-- BEGIN RECORDS SHOWN --

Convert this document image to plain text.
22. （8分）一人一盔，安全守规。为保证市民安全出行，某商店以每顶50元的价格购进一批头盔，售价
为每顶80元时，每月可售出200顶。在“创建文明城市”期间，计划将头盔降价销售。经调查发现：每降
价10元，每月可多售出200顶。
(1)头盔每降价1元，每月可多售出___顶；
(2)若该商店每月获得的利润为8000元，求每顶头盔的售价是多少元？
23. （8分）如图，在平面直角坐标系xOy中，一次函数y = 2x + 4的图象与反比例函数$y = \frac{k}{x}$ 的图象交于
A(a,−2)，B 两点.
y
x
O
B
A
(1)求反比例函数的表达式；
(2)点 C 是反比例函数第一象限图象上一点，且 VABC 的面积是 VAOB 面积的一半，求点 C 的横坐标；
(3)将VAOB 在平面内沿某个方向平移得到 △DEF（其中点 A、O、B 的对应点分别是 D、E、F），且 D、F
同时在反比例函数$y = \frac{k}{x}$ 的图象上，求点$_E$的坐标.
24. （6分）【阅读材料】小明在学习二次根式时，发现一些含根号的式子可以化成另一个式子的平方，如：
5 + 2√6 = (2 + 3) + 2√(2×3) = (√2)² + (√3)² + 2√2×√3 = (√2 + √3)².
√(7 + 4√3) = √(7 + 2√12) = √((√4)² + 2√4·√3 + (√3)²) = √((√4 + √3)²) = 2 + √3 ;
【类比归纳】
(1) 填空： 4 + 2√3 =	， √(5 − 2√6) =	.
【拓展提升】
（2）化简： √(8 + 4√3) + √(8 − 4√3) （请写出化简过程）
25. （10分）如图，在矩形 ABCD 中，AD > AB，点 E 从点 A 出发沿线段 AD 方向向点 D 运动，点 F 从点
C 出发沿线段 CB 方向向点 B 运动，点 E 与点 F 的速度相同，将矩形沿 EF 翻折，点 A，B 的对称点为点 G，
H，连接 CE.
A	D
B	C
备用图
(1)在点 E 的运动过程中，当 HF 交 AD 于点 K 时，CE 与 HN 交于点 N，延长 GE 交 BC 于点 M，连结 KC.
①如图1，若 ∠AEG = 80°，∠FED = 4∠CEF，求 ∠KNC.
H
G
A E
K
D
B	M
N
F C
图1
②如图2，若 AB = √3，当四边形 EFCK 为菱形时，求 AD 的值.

-- END RECORDS SHOWN --
-- BEGIN RECORDS SHOWN --

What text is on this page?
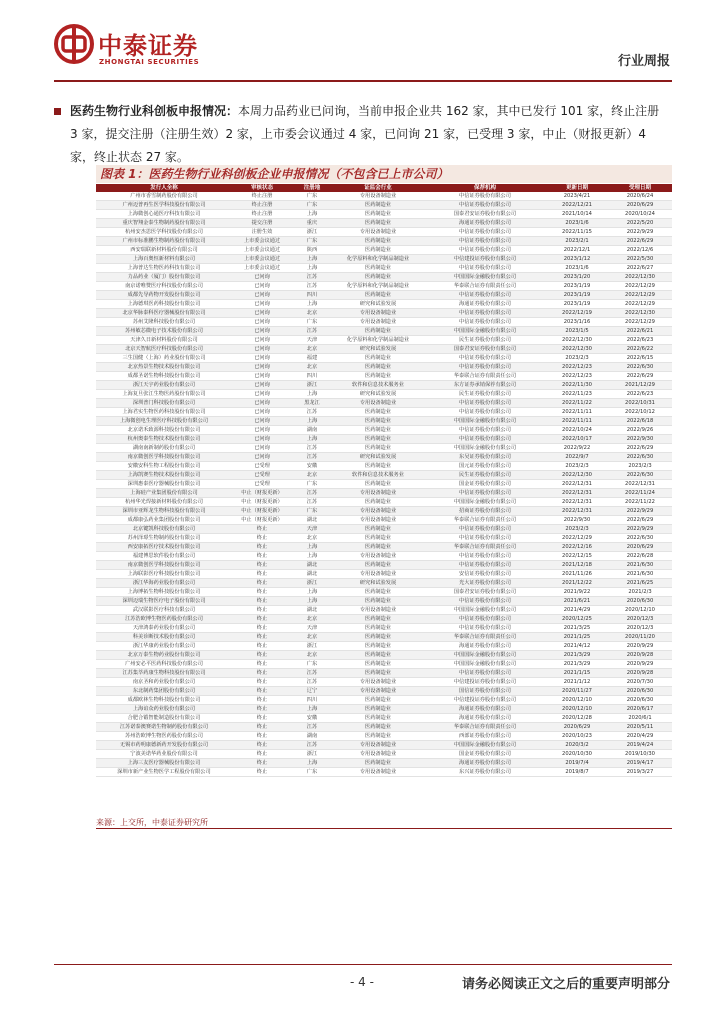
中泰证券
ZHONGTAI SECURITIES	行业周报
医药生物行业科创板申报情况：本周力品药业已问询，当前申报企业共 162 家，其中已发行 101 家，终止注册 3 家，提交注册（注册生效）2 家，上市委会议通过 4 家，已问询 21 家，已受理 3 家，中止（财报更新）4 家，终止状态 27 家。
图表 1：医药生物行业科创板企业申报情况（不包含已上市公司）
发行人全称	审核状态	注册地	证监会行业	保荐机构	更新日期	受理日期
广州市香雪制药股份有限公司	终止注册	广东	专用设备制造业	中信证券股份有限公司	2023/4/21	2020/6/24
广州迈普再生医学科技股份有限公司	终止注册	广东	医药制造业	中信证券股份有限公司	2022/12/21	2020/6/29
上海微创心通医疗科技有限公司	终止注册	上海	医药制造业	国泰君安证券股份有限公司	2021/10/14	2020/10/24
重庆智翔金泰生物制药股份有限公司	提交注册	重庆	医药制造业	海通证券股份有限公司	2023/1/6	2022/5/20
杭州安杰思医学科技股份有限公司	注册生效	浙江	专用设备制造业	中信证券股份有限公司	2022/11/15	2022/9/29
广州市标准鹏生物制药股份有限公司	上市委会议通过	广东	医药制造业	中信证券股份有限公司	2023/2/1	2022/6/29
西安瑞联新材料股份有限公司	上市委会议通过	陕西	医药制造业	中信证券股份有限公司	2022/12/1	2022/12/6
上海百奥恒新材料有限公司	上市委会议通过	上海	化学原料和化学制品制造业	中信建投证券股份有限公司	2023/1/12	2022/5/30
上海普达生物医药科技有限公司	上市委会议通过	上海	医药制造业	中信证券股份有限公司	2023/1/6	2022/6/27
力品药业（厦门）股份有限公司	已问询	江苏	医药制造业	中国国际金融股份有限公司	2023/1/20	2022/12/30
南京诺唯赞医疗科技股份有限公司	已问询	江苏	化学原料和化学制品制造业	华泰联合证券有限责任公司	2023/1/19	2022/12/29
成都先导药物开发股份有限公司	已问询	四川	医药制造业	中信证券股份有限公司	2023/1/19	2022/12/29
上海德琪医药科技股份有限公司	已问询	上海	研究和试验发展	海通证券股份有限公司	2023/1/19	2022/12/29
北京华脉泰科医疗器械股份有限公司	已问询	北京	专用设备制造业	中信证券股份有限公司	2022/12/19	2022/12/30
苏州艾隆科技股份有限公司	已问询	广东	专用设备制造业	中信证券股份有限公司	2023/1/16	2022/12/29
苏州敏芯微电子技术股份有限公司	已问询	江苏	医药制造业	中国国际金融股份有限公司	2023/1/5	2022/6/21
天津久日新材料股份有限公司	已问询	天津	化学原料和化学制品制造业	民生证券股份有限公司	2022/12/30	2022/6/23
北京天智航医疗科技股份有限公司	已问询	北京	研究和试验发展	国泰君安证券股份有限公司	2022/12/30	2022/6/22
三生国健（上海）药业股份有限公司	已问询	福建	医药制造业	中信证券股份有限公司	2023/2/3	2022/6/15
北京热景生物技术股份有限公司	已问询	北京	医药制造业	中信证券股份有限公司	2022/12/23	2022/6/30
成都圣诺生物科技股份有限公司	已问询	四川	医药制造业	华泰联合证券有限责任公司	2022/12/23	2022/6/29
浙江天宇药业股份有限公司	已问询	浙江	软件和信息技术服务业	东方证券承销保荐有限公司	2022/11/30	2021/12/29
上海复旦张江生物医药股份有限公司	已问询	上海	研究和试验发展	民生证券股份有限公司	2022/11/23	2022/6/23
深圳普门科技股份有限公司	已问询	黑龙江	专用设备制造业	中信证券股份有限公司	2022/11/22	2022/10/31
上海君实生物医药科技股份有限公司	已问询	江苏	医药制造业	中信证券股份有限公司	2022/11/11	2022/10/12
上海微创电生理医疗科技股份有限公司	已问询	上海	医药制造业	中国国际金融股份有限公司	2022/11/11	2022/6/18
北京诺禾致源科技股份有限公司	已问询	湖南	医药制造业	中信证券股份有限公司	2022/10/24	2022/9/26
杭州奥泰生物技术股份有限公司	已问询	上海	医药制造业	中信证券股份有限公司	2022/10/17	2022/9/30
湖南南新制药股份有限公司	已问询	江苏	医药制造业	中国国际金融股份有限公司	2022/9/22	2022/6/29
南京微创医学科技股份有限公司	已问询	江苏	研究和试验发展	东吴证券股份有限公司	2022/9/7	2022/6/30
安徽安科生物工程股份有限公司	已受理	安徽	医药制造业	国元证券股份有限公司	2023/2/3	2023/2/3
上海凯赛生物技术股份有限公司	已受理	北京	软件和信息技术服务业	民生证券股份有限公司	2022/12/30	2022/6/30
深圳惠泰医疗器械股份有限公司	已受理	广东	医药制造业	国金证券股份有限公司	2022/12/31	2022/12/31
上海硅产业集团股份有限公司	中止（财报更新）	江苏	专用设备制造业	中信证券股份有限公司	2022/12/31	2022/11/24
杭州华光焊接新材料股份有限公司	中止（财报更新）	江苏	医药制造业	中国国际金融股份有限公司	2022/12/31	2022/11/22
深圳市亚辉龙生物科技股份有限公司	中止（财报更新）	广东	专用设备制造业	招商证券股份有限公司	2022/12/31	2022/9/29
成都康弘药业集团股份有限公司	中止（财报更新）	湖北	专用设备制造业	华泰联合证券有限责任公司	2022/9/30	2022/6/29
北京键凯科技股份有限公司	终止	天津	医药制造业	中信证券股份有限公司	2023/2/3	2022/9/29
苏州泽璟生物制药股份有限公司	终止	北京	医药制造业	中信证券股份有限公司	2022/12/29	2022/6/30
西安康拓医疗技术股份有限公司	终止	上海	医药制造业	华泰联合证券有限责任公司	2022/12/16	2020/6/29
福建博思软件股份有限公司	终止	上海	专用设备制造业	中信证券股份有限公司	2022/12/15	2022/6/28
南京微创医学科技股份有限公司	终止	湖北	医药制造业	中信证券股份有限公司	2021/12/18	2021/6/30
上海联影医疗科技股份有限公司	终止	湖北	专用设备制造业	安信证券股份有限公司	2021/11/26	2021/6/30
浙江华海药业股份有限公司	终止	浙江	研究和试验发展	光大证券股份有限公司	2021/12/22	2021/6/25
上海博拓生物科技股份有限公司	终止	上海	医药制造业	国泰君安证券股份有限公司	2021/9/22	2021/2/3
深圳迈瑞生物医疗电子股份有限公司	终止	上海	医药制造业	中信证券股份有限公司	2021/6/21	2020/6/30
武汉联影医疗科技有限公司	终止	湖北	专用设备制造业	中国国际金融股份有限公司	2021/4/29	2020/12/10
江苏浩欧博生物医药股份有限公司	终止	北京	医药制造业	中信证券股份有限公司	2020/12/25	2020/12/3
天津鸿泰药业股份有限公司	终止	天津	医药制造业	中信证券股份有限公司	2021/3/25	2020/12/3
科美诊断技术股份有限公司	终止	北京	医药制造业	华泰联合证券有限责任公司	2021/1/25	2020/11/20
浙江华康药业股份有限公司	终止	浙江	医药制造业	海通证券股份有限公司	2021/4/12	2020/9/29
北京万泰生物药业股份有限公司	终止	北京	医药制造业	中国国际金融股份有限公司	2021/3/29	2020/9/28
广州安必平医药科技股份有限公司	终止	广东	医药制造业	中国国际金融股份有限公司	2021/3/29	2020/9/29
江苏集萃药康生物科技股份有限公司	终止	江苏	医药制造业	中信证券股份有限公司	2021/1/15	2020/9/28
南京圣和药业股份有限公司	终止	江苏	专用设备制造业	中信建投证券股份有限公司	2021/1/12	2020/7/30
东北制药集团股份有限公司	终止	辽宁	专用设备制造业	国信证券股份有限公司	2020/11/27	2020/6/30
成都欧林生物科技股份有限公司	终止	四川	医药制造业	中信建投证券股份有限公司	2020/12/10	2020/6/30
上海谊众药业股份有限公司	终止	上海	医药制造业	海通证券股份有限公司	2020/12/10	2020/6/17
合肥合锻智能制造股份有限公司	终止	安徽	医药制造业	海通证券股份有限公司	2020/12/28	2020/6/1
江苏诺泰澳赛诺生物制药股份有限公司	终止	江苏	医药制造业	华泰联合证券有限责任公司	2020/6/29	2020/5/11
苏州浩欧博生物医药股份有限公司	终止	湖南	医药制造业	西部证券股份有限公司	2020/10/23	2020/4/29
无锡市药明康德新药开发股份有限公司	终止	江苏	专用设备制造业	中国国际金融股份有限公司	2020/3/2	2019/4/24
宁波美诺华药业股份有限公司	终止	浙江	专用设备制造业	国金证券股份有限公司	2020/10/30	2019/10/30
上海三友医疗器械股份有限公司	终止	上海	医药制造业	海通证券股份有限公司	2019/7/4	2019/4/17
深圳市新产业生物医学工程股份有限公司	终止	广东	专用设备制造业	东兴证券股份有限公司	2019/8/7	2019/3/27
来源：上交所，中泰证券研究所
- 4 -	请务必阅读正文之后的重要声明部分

-- END RECORDS SHOWN --

Go through the entries above and copy every line containing "方向向点".

_FINAL RESULT_:
25. （10分）如图，在矩形 ABCD 中，AD > AB，点 E 从点 A 出发沿线段 AD 方向向点 D 运动，点 F 从点
C 出发沿线段 CB 方向向点 B 运动，点 E 与点 F 的速度相同，将矩形沿 EF 翻折，点 A，B 的对称点为点 G，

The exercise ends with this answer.